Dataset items
▬▬▬▬▬▬

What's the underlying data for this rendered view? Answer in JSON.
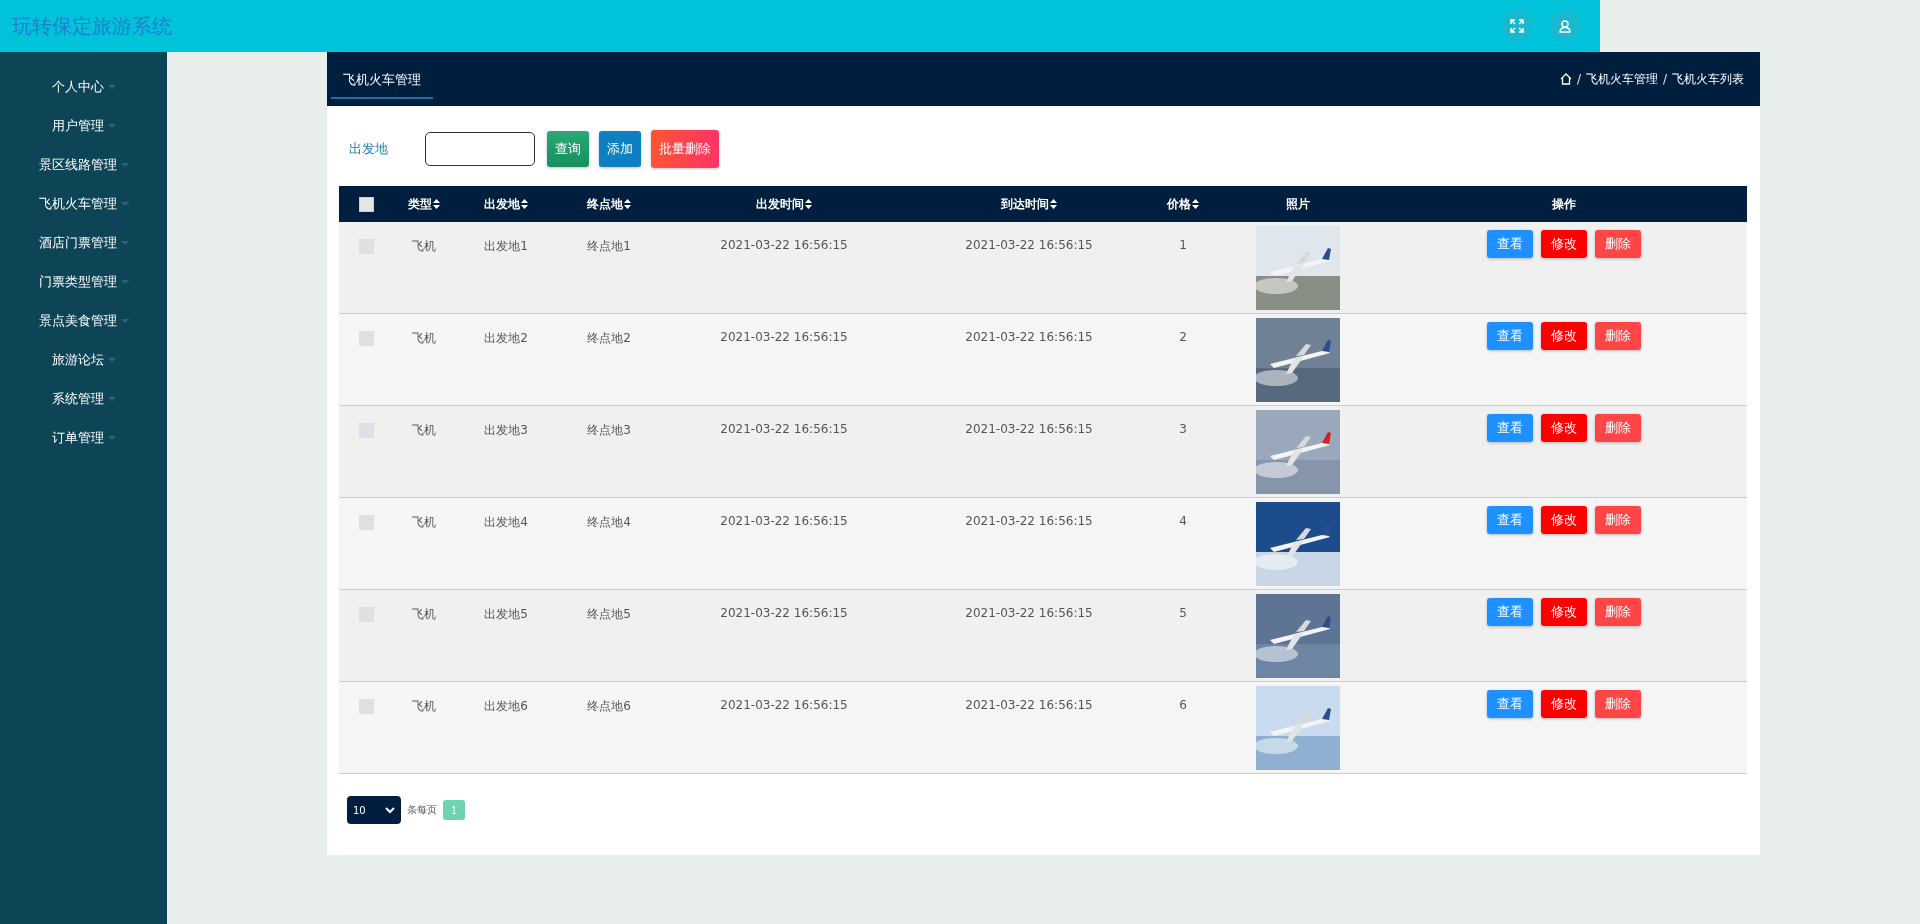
{
  "app_title": "玩转保定旅游系统",
  "sidebar": {
    "items": [
      {
        "label": "个人中心",
        "expanded": false
      },
      {
        "label": "用户管理",
        "expanded": false
      },
      {
        "label": "景区线路管理",
        "expanded": false
      },
      {
        "label": "飞机火车管理",
        "expanded": false
      },
      {
        "label": "酒店门票管理",
        "expanded": false
      },
      {
        "label": "门票类型管理",
        "expanded": false
      },
      {
        "label": "景点美食管理",
        "expanded": false
      },
      {
        "label": "旅游论坛",
        "expanded": false
      },
      {
        "label": "系统管理",
        "expanded": false
      },
      {
        "label": "订单管理",
        "expanded": false
      }
    ]
  },
  "panel": {
    "tab": "飞机火车管理",
    "breadcrumb": [
      {
        "kind": "separator",
        "text": "/"
      },
      {
        "kind": "link",
        "text": "飞机火车管理"
      },
      {
        "kind": "separator",
        "text": "/"
      },
      {
        "kind": "link",
        "text": "飞机火车列表"
      }
    ]
  },
  "search": {
    "label": "出发地",
    "buttons": [
      {
        "label": "查询",
        "kind": "query"
      },
      {
        "label": "添加",
        "kind": "add"
      },
      {
        "label": "批量删除",
        "kind": "delete"
      }
    ]
  },
  "table": {
    "select_all": {
      "checked": false
    },
    "columns": [
      {
        "label": "类型",
        "sortable": true
      },
      {
        "label": "出发地",
        "sortable": true
      },
      {
        "label": "终点地",
        "sortable": true
      },
      {
        "label": "出发时间",
        "sortable": true
      },
      {
        "label": "到达时间",
        "sortable": true
      },
      {
        "label": "价格",
        "sortable": true
      },
      {
        "label": "照片",
        "sortable": false
      },
      {
        "label": "操作",
        "sortable": false
      }
    ],
    "rows": [
      {
        "checked": false,
        "cells": [
          "飞机",
          "出发地1",
          "终点地1",
          "2021-03-22 16:56:15",
          "2021-03-22 16:56:15",
          "1"
        ],
        "photo": {
          "kind": "picture"
        },
        "actions": [
          {
            "label": "查看",
            "kind": "view"
          },
          {
            "label": "修改",
            "kind": "edit"
          },
          {
            "label": "删除",
            "kind": "delete"
          }
        ]
      },
      {
        "checked": false,
        "cells": [
          "飞机",
          "出发地2",
          "终点地2",
          "2021-03-22 16:56:15",
          "2021-03-22 16:56:15",
          "2"
        ],
        "photo": {
          "kind": "picture"
        },
        "actions": [
          {
            "label": "查看",
            "kind": "view"
          },
          {
            "label": "修改",
            "kind": "edit"
          },
          {
            "label": "删除",
            "kind": "delete"
          }
        ]
      },
      {
        "checked": false,
        "cells": [
          "飞机",
          "出发地3",
          "终点地3",
          "2021-03-22 16:56:15",
          "2021-03-22 16:56:15",
          "3"
        ],
        "photo": {
          "kind": "picture"
        },
        "actions": [
          {
            "label": "查看",
            "kind": "view"
          },
          {
            "label": "修改",
            "kind": "edit"
          },
          {
            "label": "删除",
            "kind": "delete"
          }
        ]
      },
      {
        "checked": false,
        "cells": [
          "飞机",
          "出发地4",
          "终点地4",
          "2021-03-22 16:56:15",
          "2021-03-22 16:56:15",
          "4"
        ],
        "photo": {
          "kind": "picture"
        },
        "actions": [
          {
            "label": "查看",
            "kind": "view"
          },
          {
            "label": "修改",
            "kind": "edit"
          },
          {
            "label": "删除",
            "kind": "delete"
          }
        ]
      },
      {
        "checked": false,
        "cells": [
          "飞机",
          "出发地5",
          "终点地5",
          "2021-03-22 16:56:15",
          "2021-03-22 16:56:15",
          "5"
        ],
        "photo": {
          "kind": "picture"
        },
        "actions": [
          {
            "label": "查看",
            "kind": "view"
          },
          {
            "label": "修改",
            "kind": "edit"
          },
          {
            "label": "删除",
            "kind": "delete"
          }
        ]
      },
      {
        "checked": false,
        "cells": [
          "飞机",
          "出发地6",
          "终点地6",
          "2021-03-22 16:56:15",
          "2021-03-22 16:56:15",
          "6"
        ],
        "photo": {
          "kind": "picture"
        },
        "actions": [
          {
            "label": "查看",
            "kind": "view"
          },
          {
            "label": "修改",
            "kind": "edit"
          },
          {
            "label": "删除",
            "kind": "delete"
          }
        ]
      }
    ]
  },
  "pagination": {
    "page_size": "10",
    "per_page_label": "条每页",
    "pages": [
      {
        "label": "1",
        "selected": true
      }
    ]
  }
}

▬▬▬▬▬▬

* THE PROBLEM
Copy every line of the data exactly as written, excluding the pictures.

* EXPECTED ANSWER
What's the underlying data for this rendered view? Answer in JSON.
{
  "app_title": "玩转保定旅游系统",
  "sidebar": {
    "items": [
      {
        "label": "个人中心",
        "expanded": false
      },
      {
        "label": "用户管理",
        "expanded": false
      },
      {
        "label": "景区线路管理",
        "expanded": false
      },
      {
        "label": "飞机火车管理",
        "expanded": false
      },
      {
        "label": "酒店门票管理",
        "expanded": false
      },
      {
        "label": "门票类型管理",
        "expanded": false
      },
      {
        "label": "景点美食管理",
        "expanded": false
      },
      {
        "label": "旅游论坛",
        "expanded": false
      },
      {
        "label": "系统管理",
        "expanded": false
      },
      {
        "label": "订单管理",
        "expanded": false
      }
    ]
  },
  "panel": {
    "tab": "飞机火车管理",
    "breadcrumb": [
      {
        "kind": "separator",
        "text": "/"
      },
      {
        "kind": "link",
        "text": "飞机火车管理"
      },
      {
        "kind": "separator",
        "text": "/"
      },
      {
        "kind": "link",
        "text": "飞机火车列表"
      }
    ]
  },
  "search": {
    "label": "出发地",
    "buttons": [
      {
        "label": "查询",
        "kind": "query"
      },
      {
        "label": "添加",
        "kind": "add"
      },
      {
        "label": "批量删除",
        "kind": "delete"
      }
    ]
  },
  "table": {
    "select_all": {
      "checked": false
    },
    "columns": [
      {
        "label": "类型",
        "sortable": true
      },
      {
        "label": "出发地",
        "sortable": true
      },
      {
        "label": "终点地",
        "sortable": true
      },
      {
        "label": "出发时间",
        "sortable": true
      },
      {
        "label": "到达时间",
        "sortable": true
      },
      {
        "label": "价格",
        "sortable": true
      },
      {
        "label": "照片",
        "sortable": false
      },
      {
        "label": "操作",
        "sortable": false
      }
    ],
    "rows": [
      {
        "checked": false,
        "cells": [
          "飞机",
          "出发地1",
          "终点地1",
          "2021-03-22 16:56:15",
          "2021-03-22 16:56:15",
          "1"
        ],
        "photo": {
          "kind": "picture"
        },
        "actions": [
          {
            "label": "查看",
            "kind": "view"
          },
          {
            "label": "修改",
            "kind": "edit"
          },
          {
            "label": "删除",
            "kind": "delete"
          }
        ]
      },
      {
        "checked": false,
        "cells": [
          "飞机",
          "出发地2",
          "终点地2",
          "2021-03-22 16:56:15",
          "2021-03-22 16:56:15",
          "2"
        ],
        "photo": {
          "kind": "picture"
        },
        "actions": [
          {
            "label": "查看",
            "kind": "view"
          },
          {
            "label": "修改",
            "kind": "edit"
          },
          {
            "label": "删除",
            "kind": "delete"
          }
        ]
      },
      {
        "checked": false,
        "cells": [
          "飞机",
          "出发地3",
          "终点地3",
          "2021-03-22 16:56:15",
          "2021-03-22 16:56:15",
          "3"
        ],
        "photo": {
          "kind": "picture"
        },
        "actions": [
          {
            "label": "查看",
            "kind": "view"
          },
          {
            "label": "修改",
            "kind": "edit"
          },
          {
            "label": "删除",
            "kind": "delete"
          }
        ]
      },
      {
        "checked": false,
        "cells": [
          "飞机",
          "出发地4",
          "终点地4",
          "2021-03-22 16:56:15",
          "2021-03-22 16:56:15",
          "4"
        ],
        "photo": {
          "kind": "picture"
        },
        "actions": [
          {
            "label": "查看",
            "kind": "view"
          },
          {
            "label": "修改",
            "kind": "edit"
          },
          {
            "label": "删除",
            "kind": "delete"
          }
        ]
      },
      {
        "checked": false,
        "cells": [
          "飞机",
          "出发地5",
          "终点地5",
          "2021-03-22 16:56:15",
          "2021-03-22 16:56:15",
          "5"
        ],
        "photo": {
          "kind": "picture"
        },
        "actions": [
          {
            "label": "查看",
            "kind": "view"
          },
          {
            "label": "修改",
            "kind": "edit"
          },
          {
            "label": "删除",
            "kind": "delete"
          }
        ]
      },
      {
        "checked": false,
        "cells": [
          "飞机",
          "出发地6",
          "终点地6",
          "2021-03-22 16:56:15",
          "2021-03-22 16:56:15",
          "6"
        ],
        "photo": {
          "kind": "picture"
        },
        "actions": [
          {
            "label": "查看",
            "kind": "view"
          },
          {
            "label": "修改",
            "kind": "edit"
          },
          {
            "label": "删除",
            "kind": "delete"
          }
        ]
      }
    ]
  },
  "pagination": {
    "page_size": "10",
    "per_page_label": "条每页",
    "pages": [
      {
        "label": "1",
        "selected": true
      }
    ]
  }
}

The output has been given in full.